Figure contents as structured data
— Start —

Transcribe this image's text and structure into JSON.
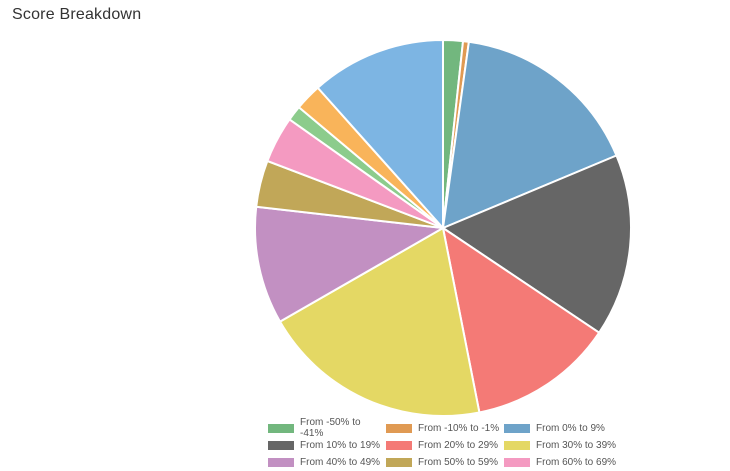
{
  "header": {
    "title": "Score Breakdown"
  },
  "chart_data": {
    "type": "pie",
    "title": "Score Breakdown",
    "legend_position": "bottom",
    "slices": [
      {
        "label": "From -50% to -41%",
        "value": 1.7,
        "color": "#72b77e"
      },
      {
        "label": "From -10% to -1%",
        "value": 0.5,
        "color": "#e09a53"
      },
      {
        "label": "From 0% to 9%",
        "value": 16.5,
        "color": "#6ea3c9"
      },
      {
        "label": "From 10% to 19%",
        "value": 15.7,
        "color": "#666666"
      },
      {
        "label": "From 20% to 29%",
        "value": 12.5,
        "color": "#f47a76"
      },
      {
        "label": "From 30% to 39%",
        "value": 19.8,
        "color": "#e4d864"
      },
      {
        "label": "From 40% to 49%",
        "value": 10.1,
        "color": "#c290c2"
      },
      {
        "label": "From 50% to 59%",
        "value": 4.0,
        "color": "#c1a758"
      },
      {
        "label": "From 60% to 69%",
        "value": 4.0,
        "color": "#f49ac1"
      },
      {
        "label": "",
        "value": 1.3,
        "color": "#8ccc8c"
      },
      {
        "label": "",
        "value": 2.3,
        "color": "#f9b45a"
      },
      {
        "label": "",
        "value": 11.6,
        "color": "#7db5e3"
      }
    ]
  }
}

— End —

_DESCRIPTION OF THE TASK_
Look through the listing above. Pick out each line with "Breakdown" and copy it.

_CORRECT RESULT_
    "title": "Score Breakdown"
    "title": "Score Breakdown",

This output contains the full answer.